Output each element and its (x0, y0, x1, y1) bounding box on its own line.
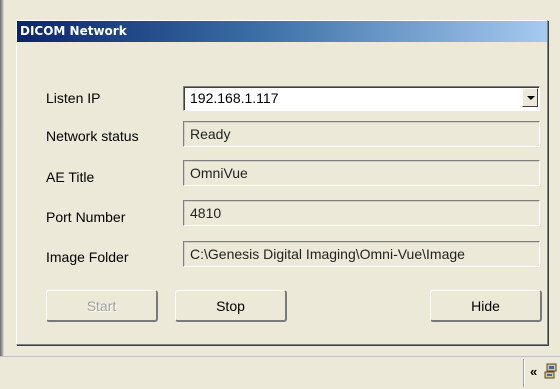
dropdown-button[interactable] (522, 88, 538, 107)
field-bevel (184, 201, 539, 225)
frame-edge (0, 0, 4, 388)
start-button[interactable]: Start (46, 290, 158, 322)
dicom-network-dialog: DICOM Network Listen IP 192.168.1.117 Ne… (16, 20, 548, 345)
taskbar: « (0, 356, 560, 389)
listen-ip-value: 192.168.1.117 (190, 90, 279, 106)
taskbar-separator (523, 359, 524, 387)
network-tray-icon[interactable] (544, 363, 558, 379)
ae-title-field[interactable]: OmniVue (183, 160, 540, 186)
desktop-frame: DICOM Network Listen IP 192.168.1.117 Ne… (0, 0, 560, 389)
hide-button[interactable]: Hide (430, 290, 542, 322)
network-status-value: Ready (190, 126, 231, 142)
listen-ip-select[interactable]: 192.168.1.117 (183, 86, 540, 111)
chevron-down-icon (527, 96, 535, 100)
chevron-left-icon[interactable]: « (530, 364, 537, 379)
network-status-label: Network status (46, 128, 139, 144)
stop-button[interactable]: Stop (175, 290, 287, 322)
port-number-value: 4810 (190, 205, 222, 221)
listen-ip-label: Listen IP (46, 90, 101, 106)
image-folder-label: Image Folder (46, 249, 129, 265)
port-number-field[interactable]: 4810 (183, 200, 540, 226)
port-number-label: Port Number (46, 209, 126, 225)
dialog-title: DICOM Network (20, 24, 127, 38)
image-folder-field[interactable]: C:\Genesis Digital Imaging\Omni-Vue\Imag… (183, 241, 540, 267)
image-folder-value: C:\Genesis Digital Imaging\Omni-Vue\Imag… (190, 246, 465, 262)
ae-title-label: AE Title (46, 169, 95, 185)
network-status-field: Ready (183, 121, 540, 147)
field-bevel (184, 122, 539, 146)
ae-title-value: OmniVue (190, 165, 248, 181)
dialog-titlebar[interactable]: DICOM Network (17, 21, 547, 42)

**What the task asks**
When repeating the entries, leave out every picture and keep the rest exact.

**Response area**
Output each element and its (x0, y0, x1, y1) bounding box on its own line.
dropdown-button[interactable] (522, 88, 538, 107)
field-bevel (184, 201, 539, 225)
frame-edge (0, 0, 4, 388)
start-button[interactable]: Start (46, 290, 158, 322)
dicom-network-dialog: DICOM Network Listen IP 192.168.1.117 Ne… (16, 20, 548, 345)
taskbar: « (0, 356, 560, 389)
listen-ip-value: 192.168.1.117 (190, 90, 279, 106)
taskbar-separator (523, 359, 524, 387)
network-tray-icon[interactable] (544, 363, 558, 379)
ae-title-field[interactable]: OmniVue (183, 160, 540, 186)
desktop-frame: DICOM Network Listen IP 192.168.1.117 Ne… (0, 0, 560, 389)
hide-button[interactable]: Hide (430, 290, 542, 322)
network-status-value: Ready (190, 126, 231, 142)
listen-ip-select[interactable]: 192.168.1.117 (183, 86, 540, 111)
chevron-down-icon (527, 96, 535, 100)
chevron-left-icon[interactable]: « (530, 364, 537, 379)
network-status-label: Network status (46, 128, 139, 144)
stop-button[interactable]: Stop (175, 290, 287, 322)
port-number-value: 4810 (190, 205, 222, 221)
listen-ip-label: Listen IP (46, 90, 101, 106)
image-folder-label: Image Folder (46, 249, 129, 265)
port-number-field[interactable]: 4810 (183, 200, 540, 226)
port-number-label: Port Number (46, 209, 126, 225)
dialog-title: DICOM Network (20, 24, 127, 38)
image-folder-field[interactable]: C:\Genesis Digital Imaging\Omni-Vue\Imag… (183, 241, 540, 267)
image-folder-value: C:\Genesis Digital Imaging\Omni-Vue\Imag… (190, 246, 465, 262)
ae-title-label: AE Title (46, 169, 95, 185)
network-status-field: Ready (183, 121, 540, 147)
field-bevel (184, 122, 539, 146)
ae-title-value: OmniVue (190, 165, 248, 181)
dialog-titlebar[interactable]: DICOM Network (17, 21, 547, 42)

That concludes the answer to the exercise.